**RAW RECORDS:**
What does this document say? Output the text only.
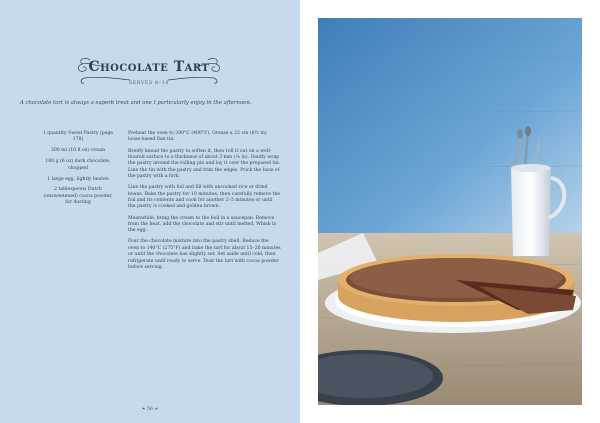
Chocolate Tart
SERVES 8–10
A chocolate tart is always a superb treat and one I particularly enjoy in the afternoon.
1 quantity Sweet Pastry (page 178)
300 ml (10 fl oz) cream
180 g (6 oz) dark chocolate, chopped
1 large egg, lightly beaten
2 tablespoons Dutch (unsweetened) cocoa powder, for dusting

Preheat the oven to 200°C (400°F). Grease a 22 cm (8½ in) loose-based flan tin.

Briefly knead the pastry to soften it, then roll it out on a well-floured surface to a thickness of about 3 mm (⅛ in). Gently wrap the pastry around the rolling pin and lay it over the prepared tin. Line the tin with the pastry and trim the edges. Prick the base of the pastry with a fork.

Line the pastry with foil and fill with uncooked rice or dried beans. Bake the pastry for 10 minutes, then carefully remove the foil and its contents and cook for another 2–5 minutes or until the pastry is cooked and golden brown.

Meanwhile, bring the cream to the boil in a saucepan. Remove from the heat, add the chocolate and stir until melted. Whisk in the egg.

Pour the chocolate mixture into the pastry shell. Reduce the oven to 140°C (275°F) and bake the tart for about 15–20 minutes or until the chocolate has slightly set. Set aside until cold, then refrigerate until ready to serve. Dust the tart with cocoa powder before serving.

❧ 56 ☙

**WORK TO BE COMPLETED:** Leaving out the pictures, repeat the data above exactly.

**THE REPLY:**
What does this document say? Output the text only.
Chocolate Tart
SERVES 8–10
A chocolate tart is always a superb treat and one I particularly enjoy in the afternoon.
1 quantity Sweet Pastry (page 178)
300 ml (10 fl oz) cream
180 g (6 oz) dark chocolate, chopped
1 large egg, lightly beaten
2 tablespoons Dutch (unsweetened) cocoa powder, for dusting

Preheat the oven to 200°C (400°F). Grease a 22 cm (8½ in) loose-based flan tin.

Briefly knead the pastry to soften it, then roll it out on a well-floured surface to a thickness of about 3 mm (⅛ in). Gently wrap the pastry around the rolling pin and lay it over the prepared tin. Line the tin with the pastry and trim the edges. Prick the base of the pastry with a fork.

Line the pastry with foil and fill with uncooked rice or dried beans. Bake the pastry for 10 minutes, then carefully remove the foil and its contents and cook for another 2–5 minutes or until the pastry is cooked and golden brown.

Meanwhile, bring the cream to the boil in a saucepan. Remove from the heat, add the chocolate and stir until melted. Whisk in the egg.

Pour the chocolate mixture into the pastry shell. Reduce the oven to 140°C (275°F) and bake the tart for about 15–20 minutes or until the chocolate has slightly set. Set aside until cold, then refrigerate until ready to serve. Dust the tart with cocoa powder before serving.

❧ 56 ☙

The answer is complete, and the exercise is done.